====== Data section

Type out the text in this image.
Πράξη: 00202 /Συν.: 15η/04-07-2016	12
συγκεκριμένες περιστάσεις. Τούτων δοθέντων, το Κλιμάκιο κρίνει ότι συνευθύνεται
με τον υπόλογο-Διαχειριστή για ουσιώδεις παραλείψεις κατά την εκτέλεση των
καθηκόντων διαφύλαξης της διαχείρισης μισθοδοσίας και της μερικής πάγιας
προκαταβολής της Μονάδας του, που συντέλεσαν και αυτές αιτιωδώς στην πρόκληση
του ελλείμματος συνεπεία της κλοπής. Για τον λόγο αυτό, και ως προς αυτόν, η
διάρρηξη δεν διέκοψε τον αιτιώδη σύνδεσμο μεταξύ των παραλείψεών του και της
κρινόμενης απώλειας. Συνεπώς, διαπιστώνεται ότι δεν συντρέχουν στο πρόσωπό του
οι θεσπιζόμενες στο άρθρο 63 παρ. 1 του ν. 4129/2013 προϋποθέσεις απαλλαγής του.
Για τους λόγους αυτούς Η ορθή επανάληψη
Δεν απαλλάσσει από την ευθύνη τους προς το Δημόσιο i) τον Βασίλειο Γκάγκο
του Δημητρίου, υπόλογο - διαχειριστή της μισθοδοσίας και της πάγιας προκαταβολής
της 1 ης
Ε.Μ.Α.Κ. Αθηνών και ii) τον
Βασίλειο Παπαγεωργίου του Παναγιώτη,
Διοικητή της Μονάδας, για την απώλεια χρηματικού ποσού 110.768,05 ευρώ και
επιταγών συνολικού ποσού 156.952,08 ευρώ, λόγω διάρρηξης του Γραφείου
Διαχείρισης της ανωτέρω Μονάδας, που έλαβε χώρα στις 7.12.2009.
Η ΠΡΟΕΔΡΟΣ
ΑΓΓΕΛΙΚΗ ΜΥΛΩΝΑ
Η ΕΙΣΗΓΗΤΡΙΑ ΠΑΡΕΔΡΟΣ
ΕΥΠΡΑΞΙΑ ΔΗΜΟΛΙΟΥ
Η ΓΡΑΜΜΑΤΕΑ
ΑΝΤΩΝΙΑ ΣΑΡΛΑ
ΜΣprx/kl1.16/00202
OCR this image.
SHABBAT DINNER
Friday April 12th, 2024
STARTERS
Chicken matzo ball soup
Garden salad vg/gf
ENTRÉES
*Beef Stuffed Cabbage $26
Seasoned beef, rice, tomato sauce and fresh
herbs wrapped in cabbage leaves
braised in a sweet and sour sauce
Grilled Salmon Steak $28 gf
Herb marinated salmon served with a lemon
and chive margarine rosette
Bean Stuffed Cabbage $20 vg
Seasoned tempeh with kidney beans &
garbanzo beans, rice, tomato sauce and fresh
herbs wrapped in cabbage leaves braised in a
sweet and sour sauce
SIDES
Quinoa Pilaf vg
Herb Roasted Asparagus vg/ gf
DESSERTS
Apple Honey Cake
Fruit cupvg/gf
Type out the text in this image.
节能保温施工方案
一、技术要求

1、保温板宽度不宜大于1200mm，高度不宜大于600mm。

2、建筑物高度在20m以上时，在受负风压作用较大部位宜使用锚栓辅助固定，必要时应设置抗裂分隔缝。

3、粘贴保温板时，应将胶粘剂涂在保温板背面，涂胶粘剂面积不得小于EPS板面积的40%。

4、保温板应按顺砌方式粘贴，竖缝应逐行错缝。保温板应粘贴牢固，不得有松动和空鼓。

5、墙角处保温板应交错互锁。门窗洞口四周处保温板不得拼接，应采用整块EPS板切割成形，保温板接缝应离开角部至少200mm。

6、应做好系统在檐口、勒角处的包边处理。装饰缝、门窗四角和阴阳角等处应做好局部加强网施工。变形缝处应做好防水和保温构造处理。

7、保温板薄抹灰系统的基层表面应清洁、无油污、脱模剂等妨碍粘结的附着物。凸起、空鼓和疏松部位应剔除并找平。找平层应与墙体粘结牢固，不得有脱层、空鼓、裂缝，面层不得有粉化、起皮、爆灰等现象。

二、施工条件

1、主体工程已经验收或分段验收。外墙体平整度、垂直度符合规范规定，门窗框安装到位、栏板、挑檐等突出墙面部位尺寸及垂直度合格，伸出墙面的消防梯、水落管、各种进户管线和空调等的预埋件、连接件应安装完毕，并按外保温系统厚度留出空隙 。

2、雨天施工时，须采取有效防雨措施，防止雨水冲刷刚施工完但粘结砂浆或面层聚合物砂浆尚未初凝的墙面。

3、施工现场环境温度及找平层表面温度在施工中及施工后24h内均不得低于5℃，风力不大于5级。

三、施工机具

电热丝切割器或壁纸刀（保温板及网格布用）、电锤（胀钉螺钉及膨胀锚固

============

Exercise details: Return each entry from above without altering a single character.

Expected answer:
Type out the text in this image.
Πράξη: 00202 /Συν.: 15η/04-07-2016	12
συγκεκριμένες περιστάσεις. Τούτων δοθέντων, το Κλιμάκιο κρίνει ότι συνευθύνεται
με τον υπόλογο-Διαχειριστή για ουσιώδεις παραλείψεις κατά την εκτέλεση των
καθηκόντων διαφύλαξης της διαχείρισης μισθοδοσίας και της μερικής πάγιας
προκαταβολής της Μονάδας του, που συντέλεσαν και αυτές αιτιωδώς στην πρόκληση
του ελλείμματος συνεπεία της κλοπής. Για τον λόγο αυτό, και ως προς αυτόν, η
διάρρηξη δεν διέκοψε τον αιτιώδη σύνδεσμο μεταξύ των παραλείψεών του και της
κρινόμενης απώλειας. Συνεπώς, διαπιστώνεται ότι δεν συντρέχουν στο πρόσωπό του
οι θεσπιζόμενες στο άρθρο 63 παρ. 1 του ν. 4129/2013 προϋποθέσεις απαλλαγής του.
Για τους λόγους αυτούς Η ορθή επανάληψη
Δεν απαλλάσσει από την ευθύνη τους προς το Δημόσιο i) τον Βασίλειο Γκάγκο
του Δημητρίου, υπόλογο - διαχειριστή της μισθοδοσίας και της πάγιας προκαταβολής
της 1 ης
Ε.Μ.Α.Κ. Αθηνών και ii) τον
Βασίλειο Παπαγεωργίου του Παναγιώτη,
Διοικητή της Μονάδας, για την απώλεια χρηματικού ποσού 110.768,05 ευρώ και
επιταγών συνολικού ποσού 156.952,08 ευρώ, λόγω διάρρηξης του Γραφείου
Διαχείρισης της ανωτέρω Μονάδας, που έλαβε χώρα στις 7.12.2009.
Η ΠΡΟΕΔΡΟΣ
ΑΓΓΕΛΙΚΗ ΜΥΛΩΝΑ
Η ΕΙΣΗΓΗΤΡΙΑ ΠΑΡΕΔΡΟΣ
ΕΥΠΡΑΞΙΑ ΔΗΜΟΛΙΟΥ
Η ΓΡΑΜΜΑΤΕΑ
ΑΝΤΩΝΙΑ ΣΑΡΛΑ
ΜΣprx/kl1.16/00202
OCR this image.
SHABBAT DINNER
Friday April 12th, 2024
STARTERS
Chicken matzo ball soup
Garden salad vg/gf
ENTRÉES
*Beef Stuffed Cabbage $26
Seasoned beef, rice, tomato sauce and fresh
herbs wrapped in cabbage leaves
braised in a sweet and sour sauce
Grilled Salmon Steak $28 gf
Herb marinated salmon served with a lemon
and chive margarine rosette
Bean Stuffed Cabbage $20 vg
Seasoned tempeh with kidney beans &
garbanzo beans, rice, tomato sauce and fresh
herbs wrapped in cabbage leaves braised in a
sweet and sour sauce
SIDES
Quinoa Pilaf vg
Herb Roasted Asparagus vg/ gf
DESSERTS
Apple Honey Cake
Fruit cupvg/gf
Type out the text in this image.
节能保温施工方案
一、技术要求

1、保温板宽度不宜大于1200mm，高度不宜大于600mm。

2、建筑物高度在20m以上时，在受负风压作用较大部位宜使用锚栓辅助固定，必要时应设置抗裂分隔缝。

3、粘贴保温板时，应将胶粘剂涂在保温板背面，涂胶粘剂面积不得小于EPS板面积的40%。

4、保温板应按顺砌方式粘贴，竖缝应逐行错缝。保温板应粘贴牢固，不得有松动和空鼓。

5、墙角处保温板应交错互锁。门窗洞口四周处保温板不得拼接，应采用整块EPS板切割成形，保温板接缝应离开角部至少200mm。

6、应做好系统在檐口、勒角处的包边处理。装饰缝、门窗四角和阴阳角等处应做好局部加强网施工。变形缝处应做好防水和保温构造处理。

7、保温板薄抹灰系统的基层表面应清洁、无油污、脱模剂等妨碍粘结的附着物。凸起、空鼓和疏松部位应剔除并找平。找平层应与墙体粘结牢固，不得有脱层、空鼓、裂缝，面层不得有粉化、起皮、爆灰等现象。

二、施工条件

1、主体工程已经验收或分段验收。外墙体平整度、垂直度符合规范规定，门窗框安装到位、栏板、挑檐等突出墙面部位尺寸及垂直度合格，伸出墙面的消防梯、水落管、各种进户管线和空调等的预埋件、连接件应安装完毕，并按外保温系统厚度留出空隙 。

2、雨天施工时，须采取有效防雨措施，防止雨水冲刷刚施工完但粘结砂浆或面层聚合物砂浆尚未初凝的墙面。

3、施工现场环境温度及找平层表面温度在施工中及施工后24h内均不得低于5℃，风力不大于5级。

三、施工机具

电热丝切割器或壁纸刀（保温板及网格布用）、电锤（胀钉螺钉及膨胀锚固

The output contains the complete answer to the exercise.